### Problem:
In the entries below, how many lines contain the string "hanno"? Give the number by itself.

(Document page transcript entries)
......
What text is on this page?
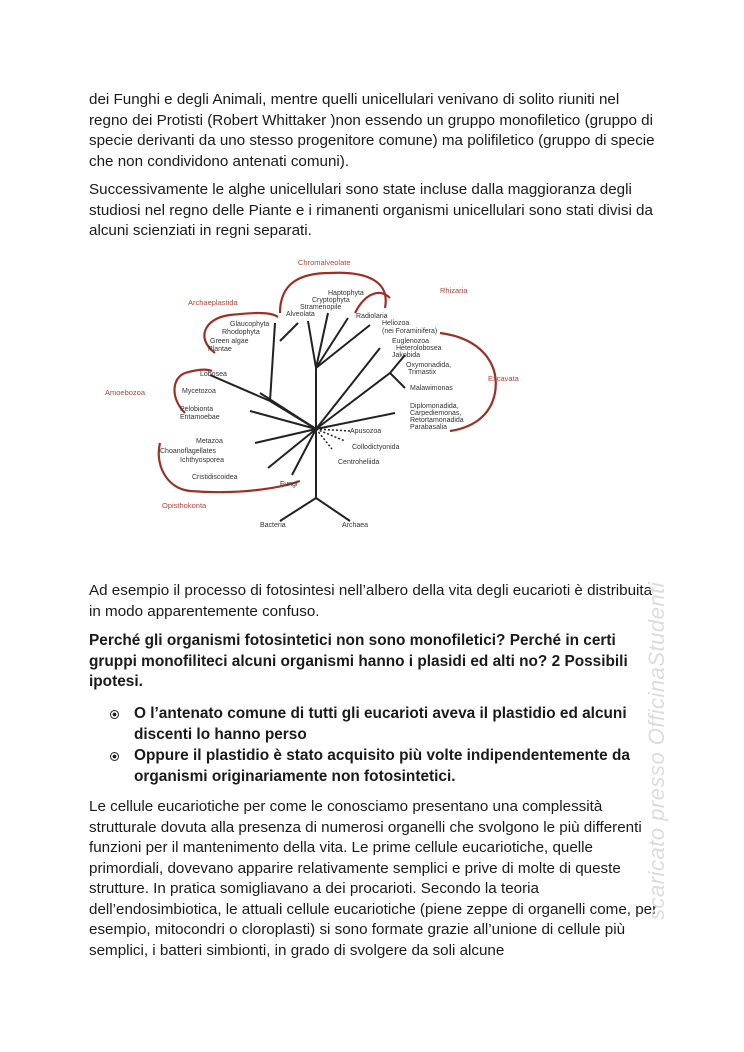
dei Funghi e degli Animali, mentre quelli unicellulari venivano di solito riuniti nel regno dei Protisti (Robert Whittaker )non essendo un gruppo monofiletico (gruppo di specie derivanti da uno stesso progenitore comune) ma polifiletico (gruppo di specie che non condividono antenati comuni).

Successivamente le alghe unicellulari sono state incluse dalla maggioranza degli studiosi nel regno delle Piante e i rimanenti organismi unicellulari sono stati divisi da alcuni scienziati in regni separati.

Chromalveolate
Archaeplastida
Rhizaria
Amoebozoa
Excavata
Opisthokonta
Haptophyta
Cryptophyta
Stramenopile
Alveolata	Radiolaria
Heliozoa
(nei Foraminifera)
Glaucophyta
Rhodophyta
Green algae
Plantae
Euglenozoa
Heterolobosea
Jakobida
Oxymonadida,
Trimastix
Malawimonas
Diplomonadida,
Carpediemonas,
Retortamonadida
Parabasalia
Lobosea
Mycetozoa
Pelobionta
Entamoebae
Metazoa
Choanoflagellates
Ichthyosporea
Cristidiscoidea
Fungi
Apusozoa
Collodictyonida
Centroheliida
Bacteria	Archaea

Ad esempio il processo di fotosintesi nell’albero della vita degli eucarioti è distribuita in modo apparentemente confuso.

Perché gli organismi fotosintetici non sono monofiletici? Perché in certi gruppi monofiliteci alcuni organismi hanno i plasidi ed alti no? 2 Possibili ipotesi.

O l’antenato comune di tutti gli eucarioti aveva il plastidio ed alcuni discenti lo hanno perso
Oppure il plastidio è stato acquisito più volte indipendentemente da organismi originariamente non fotosintetici.

Le cellule eucariotiche per come le conosciamo presentano una complessità strutturale dovuta alla presenza di numerosi organelli che svolgono le più differenti funzioni per il mantenimento della vita. Le prime cellule eucariotiche, quelle primordiali, dovevano apparire relativamente semplici e prive di molte di queste strutture. In pratica somigliavano a dei procarioti. Secondo la teoria dell’endosimbiotica, le attuali cellule eucariotiche (piene zeppe di organelli come, per esempio, mitocondri o cloroplasti) si sono formate grazie all’unione di cellule più semplici, i batteri simbionti, in grado di svolgere da soli alcune

scaricato presso OfficinaStudenti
......
### Answer to this task:
2